Task instructions:
Repeat, word for word, every line from the line holding "Serialize everything readable" through the final line of the entries below. Skip all pictures.

Recorded data:
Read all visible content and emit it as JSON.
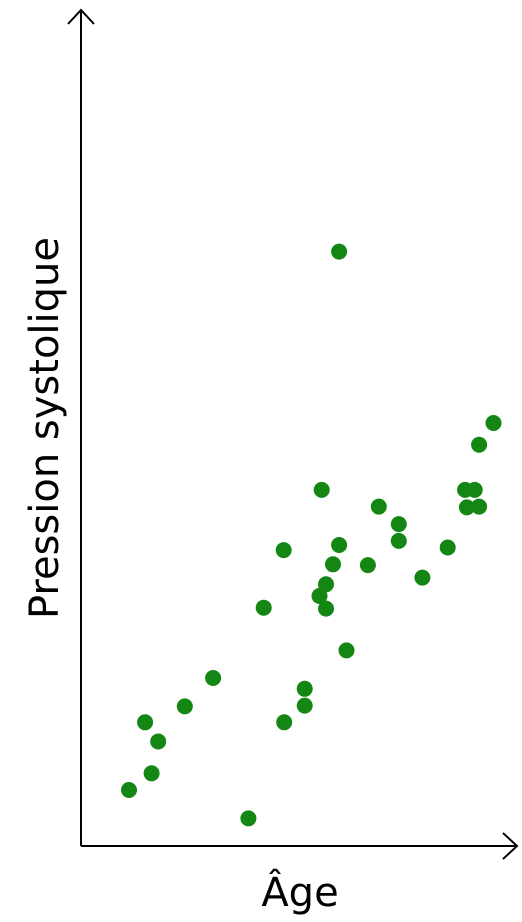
{
  "chart_data": {
    "type": "scatter",
    "title": "",
    "xlabel": "Âge",
    "ylabel": "Pression systolique",
    "xlim": [
      0,
      100
    ],
    "ylim": [
      0,
      100
    ],
    "grid": false,
    "legend": "none",
    "ticks": "none",
    "marker_color": "#138613",
    "axis_color": "#000000",
    "series": [
      {
        "points": [
          [
            11.0,
            6.7
          ],
          [
            16.2,
            8.7
          ],
          [
            14.7,
            14.8
          ],
          [
            17.7,
            12.5
          ],
          [
            23.8,
            16.7
          ],
          [
            30.3,
            20.1
          ],
          [
            38.4,
            3.3
          ],
          [
            41.9,
            28.5
          ],
          [
            46.6,
            14.8
          ],
          [
            51.3,
            16.8
          ],
          [
            51.3,
            18.8
          ],
          [
            54.7,
            29.9
          ],
          [
            46.5,
            35.4
          ],
          [
            56.2,
            28.4
          ],
          [
            56.2,
            31.3
          ],
          [
            57.8,
            33.7
          ],
          [
            59.2,
            36.0
          ],
          [
            60.9,
            23.4
          ],
          [
            65.8,
            33.6
          ],
          [
            55.2,
            42.6
          ],
          [
            68.3,
            40.6
          ],
          [
            72.9,
            38.5
          ],
          [
            72.9,
            36.5
          ],
          [
            78.3,
            32.1
          ],
          [
            84.1,
            35.7
          ],
          [
            88.5,
            40.5
          ],
          [
            88.1,
            42.6
          ],
          [
            90.3,
            42.6
          ],
          [
            91.3,
            40.6
          ],
          [
            91.3,
            48.0
          ],
          [
            94.6,
            50.6
          ],
          [
            59.2,
            71.1
          ]
        ]
      }
    ]
  }
}
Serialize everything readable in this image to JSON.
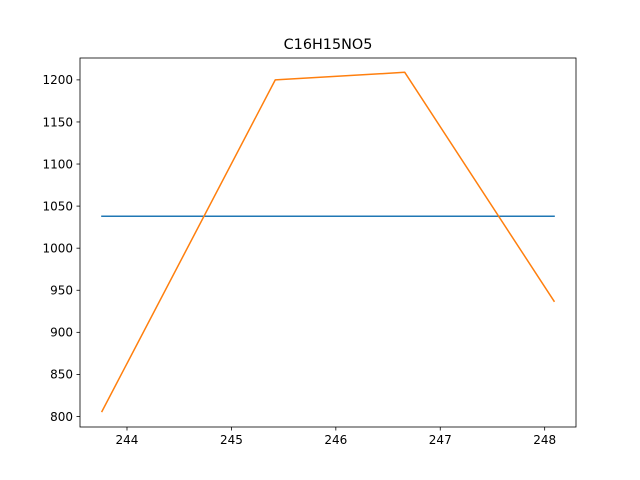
{
  "chart_data": {
    "type": "line",
    "title": "C16H15NO5",
    "xlabel": "",
    "ylabel": "",
    "xlim": [
      243.55,
      248.3
    ],
    "ylim": [
      787.5,
      1226.0
    ],
    "xticks": [
      244,
      245,
      246,
      247,
      248
    ],
    "yticks": [
      800,
      850,
      900,
      950,
      1000,
      1050,
      1100,
      1150,
      1200
    ],
    "grid": false,
    "series": [
      {
        "color": "#1f77b4",
        "x": [
          243.76,
          248.09
        ],
        "y": [
          1038,
          1038
        ]
      },
      {
        "color": "#ff7f0e",
        "x": [
          243.76,
          245.42,
          246.66,
          248.09
        ],
        "y": [
          806,
          1200,
          1209,
          937
        ]
      }
    ]
  }
}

Correct result:
Serialize everything readable in this image to JSON.
{
  "chart_data": {
    "type": "line",
    "title": "C16H15NO5",
    "xlabel": "",
    "ylabel": "",
    "xlim": [
      243.55,
      248.3
    ],
    "ylim": [
      787.5,
      1226.0
    ],
    "xticks": [
      244,
      245,
      246,
      247,
      248
    ],
    "yticks": [
      800,
      850,
      900,
      950,
      1000,
      1050,
      1100,
      1150,
      1200
    ],
    "grid": false,
    "series": [
      {
        "color": "#1f77b4",
        "x": [
          243.76,
          248.09
        ],
        "y": [
          1038,
          1038
        ]
      },
      {
        "color": "#ff7f0e",
        "x": [
          243.76,
          245.42,
          246.66,
          248.09
        ],
        "y": [
          806,
          1200,
          1209,
          937
        ]
      }
    ]
  }
}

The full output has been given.